Recast the lines from the first one up to and including the line with "- avatar-image: [14, 538, 44, 568]" as a Markdown table with two columns, No. and Line, leaving out any blank lines.

Data entries:
━━━━

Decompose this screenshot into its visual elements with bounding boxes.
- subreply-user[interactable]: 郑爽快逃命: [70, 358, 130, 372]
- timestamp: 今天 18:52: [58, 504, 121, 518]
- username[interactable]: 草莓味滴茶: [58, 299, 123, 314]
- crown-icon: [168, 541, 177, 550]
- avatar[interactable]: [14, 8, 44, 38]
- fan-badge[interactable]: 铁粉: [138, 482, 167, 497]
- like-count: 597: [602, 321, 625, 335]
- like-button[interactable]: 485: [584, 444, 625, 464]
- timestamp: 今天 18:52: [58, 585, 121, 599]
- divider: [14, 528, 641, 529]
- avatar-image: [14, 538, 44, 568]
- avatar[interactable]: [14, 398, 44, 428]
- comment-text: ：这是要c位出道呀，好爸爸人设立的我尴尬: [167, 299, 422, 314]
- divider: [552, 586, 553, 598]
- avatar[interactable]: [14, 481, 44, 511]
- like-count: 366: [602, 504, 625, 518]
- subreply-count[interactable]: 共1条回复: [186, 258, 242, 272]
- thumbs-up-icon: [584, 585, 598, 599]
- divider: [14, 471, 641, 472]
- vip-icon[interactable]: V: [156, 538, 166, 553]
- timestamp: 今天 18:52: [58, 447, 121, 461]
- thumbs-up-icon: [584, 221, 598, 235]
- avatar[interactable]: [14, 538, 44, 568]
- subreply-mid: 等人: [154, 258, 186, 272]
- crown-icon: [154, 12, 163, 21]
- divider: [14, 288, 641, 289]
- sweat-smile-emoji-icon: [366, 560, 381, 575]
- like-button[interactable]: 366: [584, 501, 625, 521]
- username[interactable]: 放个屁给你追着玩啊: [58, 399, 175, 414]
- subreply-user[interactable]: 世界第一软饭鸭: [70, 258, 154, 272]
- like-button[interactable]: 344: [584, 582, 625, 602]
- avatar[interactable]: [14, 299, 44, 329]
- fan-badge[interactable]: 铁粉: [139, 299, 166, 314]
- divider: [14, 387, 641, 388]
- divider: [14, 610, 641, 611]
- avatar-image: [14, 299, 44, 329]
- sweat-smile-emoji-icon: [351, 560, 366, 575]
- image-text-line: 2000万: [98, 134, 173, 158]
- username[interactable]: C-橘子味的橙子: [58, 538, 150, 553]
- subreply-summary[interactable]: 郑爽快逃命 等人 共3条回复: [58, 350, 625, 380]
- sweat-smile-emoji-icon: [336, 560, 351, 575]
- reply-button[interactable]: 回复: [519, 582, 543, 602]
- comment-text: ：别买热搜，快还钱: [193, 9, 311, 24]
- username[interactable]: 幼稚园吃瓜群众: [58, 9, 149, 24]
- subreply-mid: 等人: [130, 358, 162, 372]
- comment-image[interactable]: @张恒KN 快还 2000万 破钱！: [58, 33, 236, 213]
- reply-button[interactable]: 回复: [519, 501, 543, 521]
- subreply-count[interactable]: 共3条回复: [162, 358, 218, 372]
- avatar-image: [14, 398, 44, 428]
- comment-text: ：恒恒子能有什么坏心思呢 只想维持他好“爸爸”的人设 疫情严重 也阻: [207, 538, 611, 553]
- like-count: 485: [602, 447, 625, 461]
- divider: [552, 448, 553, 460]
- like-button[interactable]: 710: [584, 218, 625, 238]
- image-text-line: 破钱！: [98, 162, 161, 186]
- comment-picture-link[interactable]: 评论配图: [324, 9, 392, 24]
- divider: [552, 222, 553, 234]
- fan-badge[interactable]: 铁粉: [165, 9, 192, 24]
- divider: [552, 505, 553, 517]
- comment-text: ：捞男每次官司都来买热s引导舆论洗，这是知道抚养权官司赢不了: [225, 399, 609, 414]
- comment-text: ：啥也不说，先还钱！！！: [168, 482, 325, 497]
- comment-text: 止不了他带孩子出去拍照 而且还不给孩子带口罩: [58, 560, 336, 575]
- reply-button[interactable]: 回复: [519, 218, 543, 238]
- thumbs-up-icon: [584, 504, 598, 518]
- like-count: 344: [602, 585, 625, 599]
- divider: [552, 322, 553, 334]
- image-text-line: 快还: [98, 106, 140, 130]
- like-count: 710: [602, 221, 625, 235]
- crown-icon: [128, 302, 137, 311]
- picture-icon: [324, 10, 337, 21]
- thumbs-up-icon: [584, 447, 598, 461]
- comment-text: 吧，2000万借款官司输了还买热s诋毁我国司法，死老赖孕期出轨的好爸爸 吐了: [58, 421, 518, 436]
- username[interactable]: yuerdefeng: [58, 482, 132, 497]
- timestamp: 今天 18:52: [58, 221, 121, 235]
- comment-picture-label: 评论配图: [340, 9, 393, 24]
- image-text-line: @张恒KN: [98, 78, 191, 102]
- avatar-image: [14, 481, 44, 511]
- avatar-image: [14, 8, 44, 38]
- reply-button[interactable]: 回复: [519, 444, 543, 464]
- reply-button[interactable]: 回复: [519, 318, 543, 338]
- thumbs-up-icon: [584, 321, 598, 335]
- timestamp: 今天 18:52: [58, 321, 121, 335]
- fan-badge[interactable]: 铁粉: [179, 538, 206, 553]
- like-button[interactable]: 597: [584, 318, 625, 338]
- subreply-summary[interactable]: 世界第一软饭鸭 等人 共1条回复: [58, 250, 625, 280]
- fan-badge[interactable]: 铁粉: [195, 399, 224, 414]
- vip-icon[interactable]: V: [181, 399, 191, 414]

━━━━

* **Solved exercise**:
| No. | Line |
|---|---|
| 1 | Decompose this screenshot into its visual elements with bounding boxes. |
| 2 | - subreply-user[interactable]: 郑爽快逃命: [70, 358, 130, 372] |
| 3 | - timestamp: 今天 18:52: [58, 504, 121, 518] |
| 4 | - username[interactable]: 草莓味滴茶: [58, 299, 123, 314] |
| 5 | - crown-icon: [168, 541, 177, 550] |
| 6 | - avatar[interactable]: [14, 8, 44, 38] |
| 7 | - fan-badge[interactable]: 铁粉: [138, 482, 167, 497] |
| 8 | - like-count: 597: [602, 321, 625, 335] |
| 9 | - like-button[interactable]: 485: [584, 444, 625, 464] |
| 10 | - timestamp: 今天 18:52: [58, 585, 121, 599] |
| 11 | - divider: [14, 528, 641, 529] |
| 12 | - avatar-image: [14, 538, 44, 568] |